Write out, word for word, the part of the Super Robin Hood passage below that opens with the words containing "Super Robin Hood" and closes with "in January 1987.".

→ **Page text**
--------------------------------

Super Robin Hood is a Robin Hood-themed platform game published in October 1986 by Codemasters.

The Oliver Twins developed the game for the Amstrad CPC when they were age 17; it was their first game published by Codemasters. Codemasters offered the brothers £10,000 for the game, because the company expected to sell 100,000 copies with royalties of 10p per unit sold. The twins worked on a single computer in a bedroom of their parents' house. Working in shifts, they coded for 18 to 23 hours per day; they took 30 minute breaks to allow the computer to cool. Sometimes, one brother coded on paper while the other used the computer.

The game was well-received by critics, and sold well. After Codemasters asked the brothers to produce another game, they developed Ghost Hunters, which was released in January 1987.

--------------------------------

→ **Material provided**
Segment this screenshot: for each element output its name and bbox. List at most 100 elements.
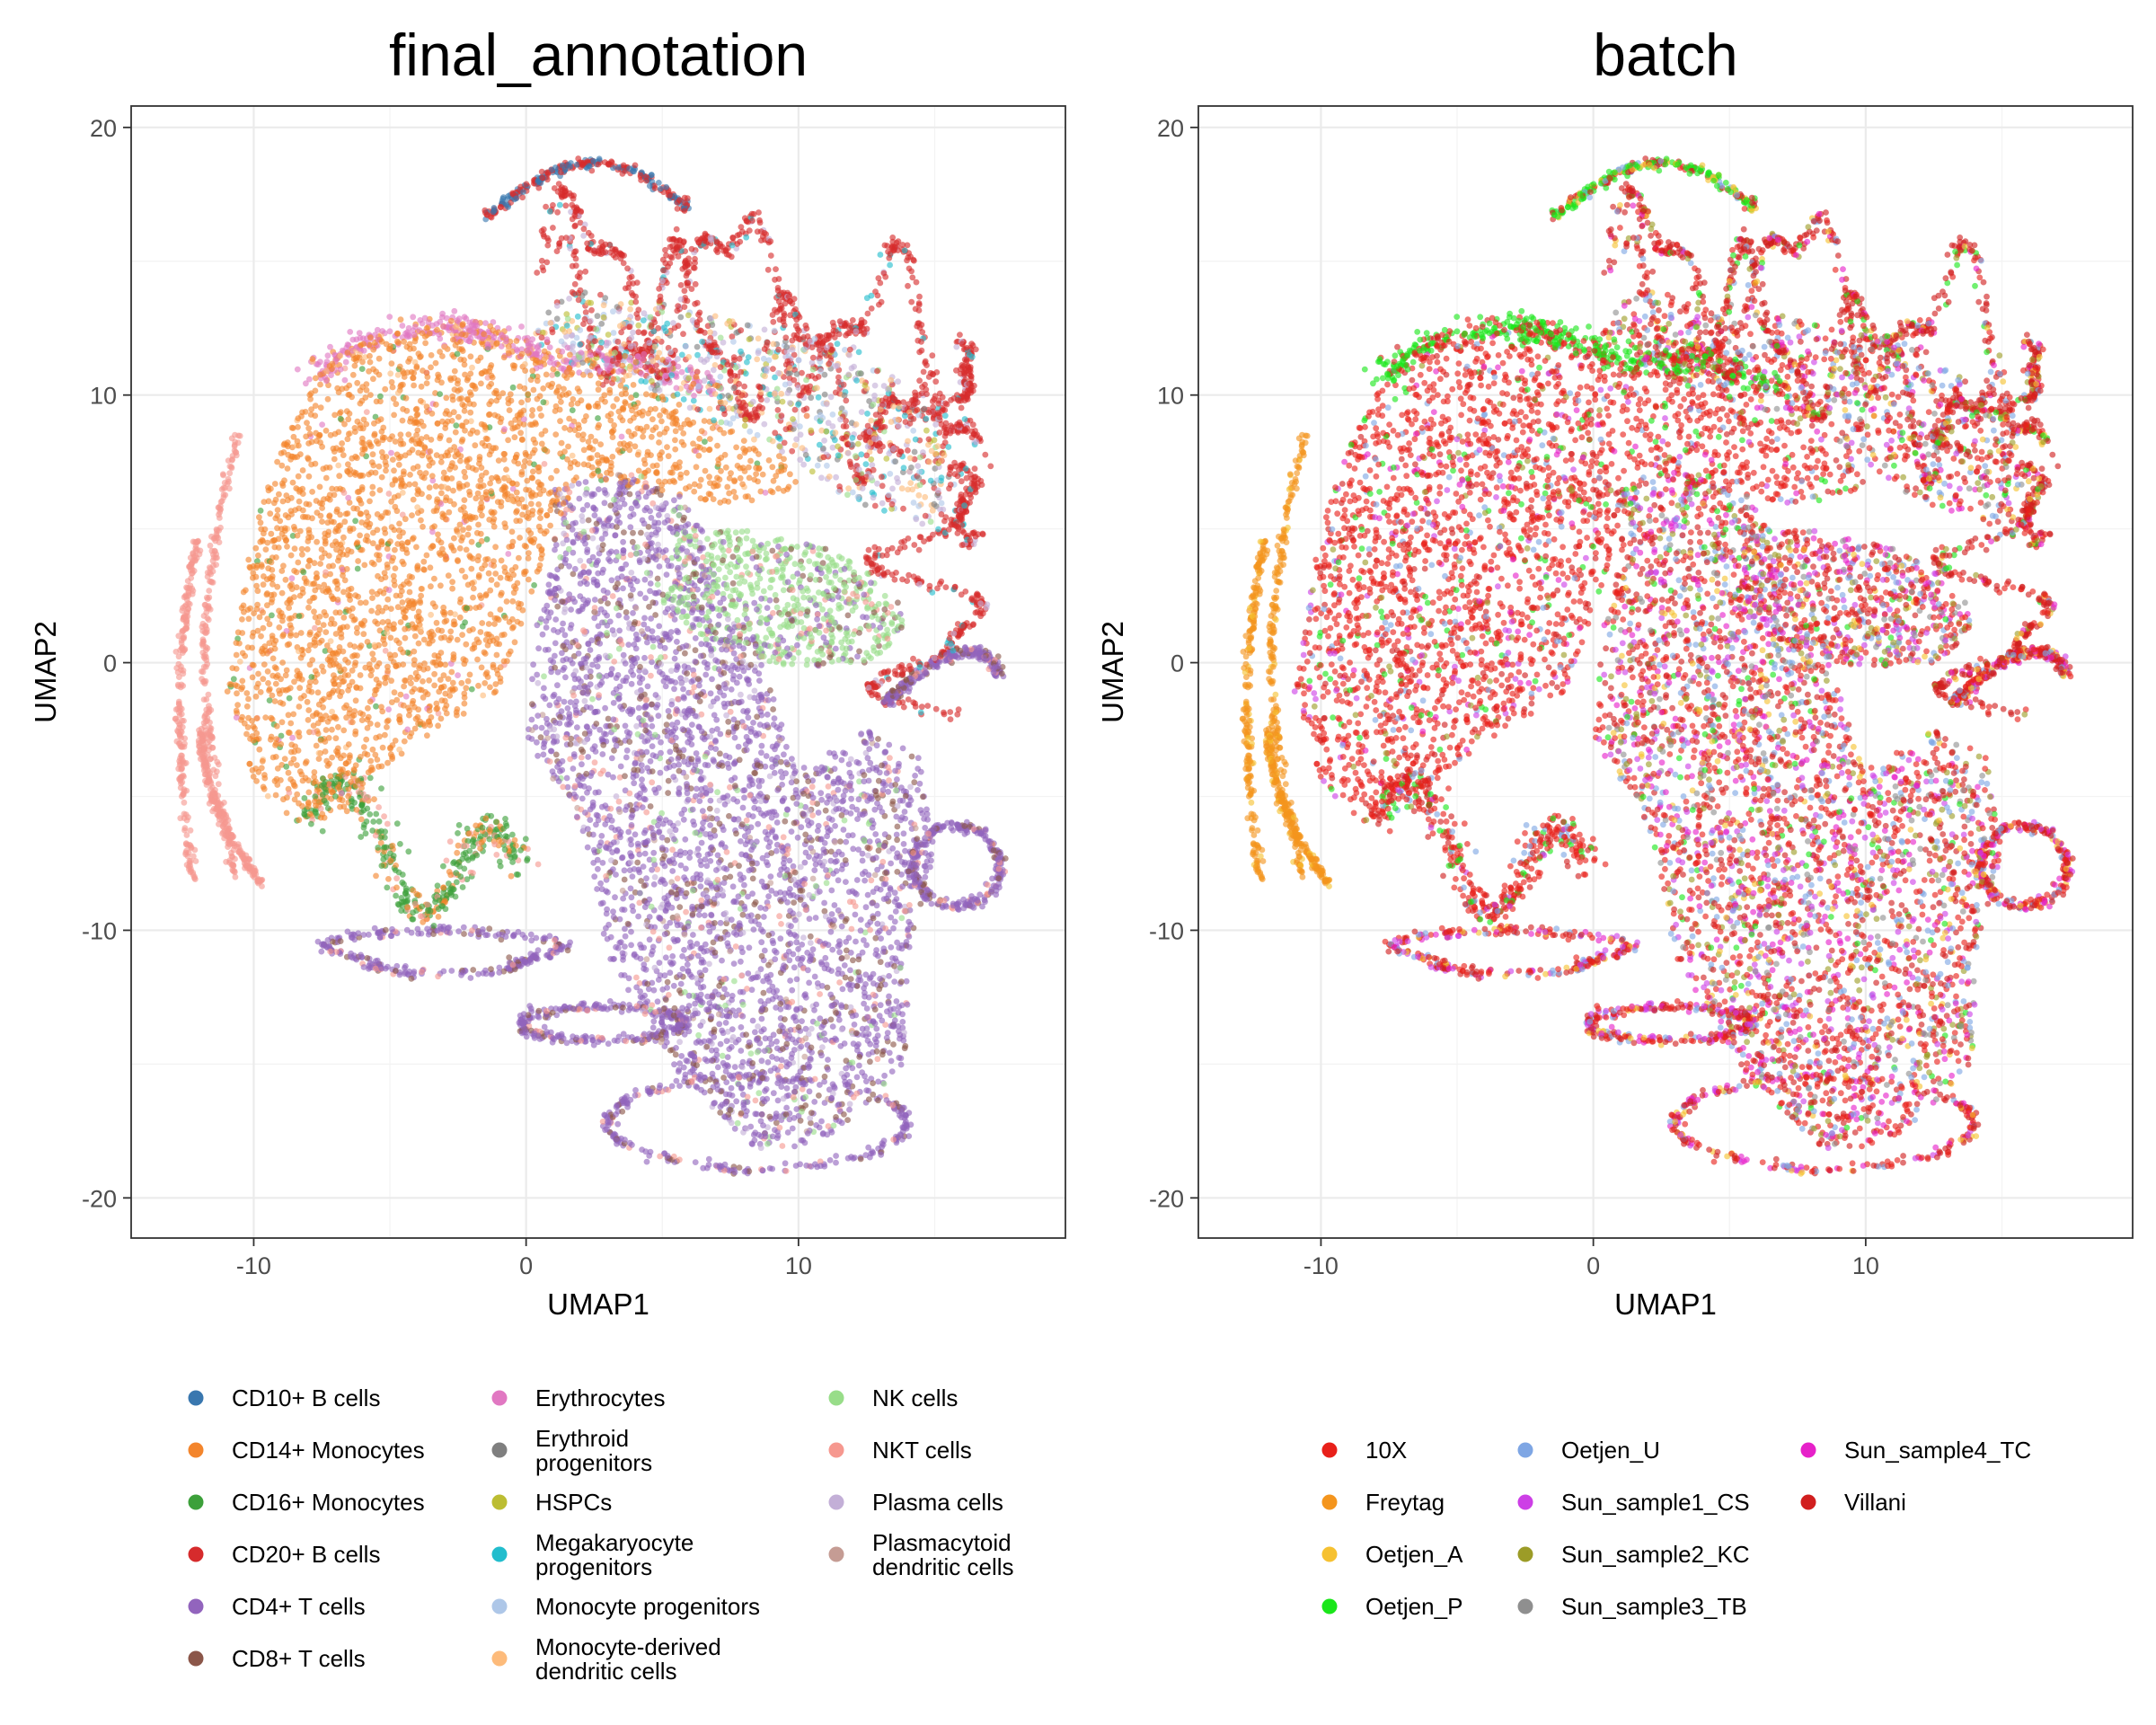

--------------------------------

→ **Full response**
Super Robin Hood is a Robin Hood-themed platform game published in October 1986 by Codemasters.

The Oliver Twins developed the game for the Amstrad CPC when they were age 17; it was their first game published by Codemasters. Codemasters offered the brothers £10,000 for the game, because the company expected to sell 100,000 copies with royalties of 10p per unit sold. The twins worked on a single computer in a bedroom of their parents' house. Working in shifts, they coded for 18 to 23 hours per day; they took 30 minute breaks to allow the computer to cool. Sometimes, one brother coded on paper while the other used the computer.

The game was well-received by critics, and sold well. After Codemasters asked the brothers to produce another game, they developed Ghost Hunters, which was released in January 1987.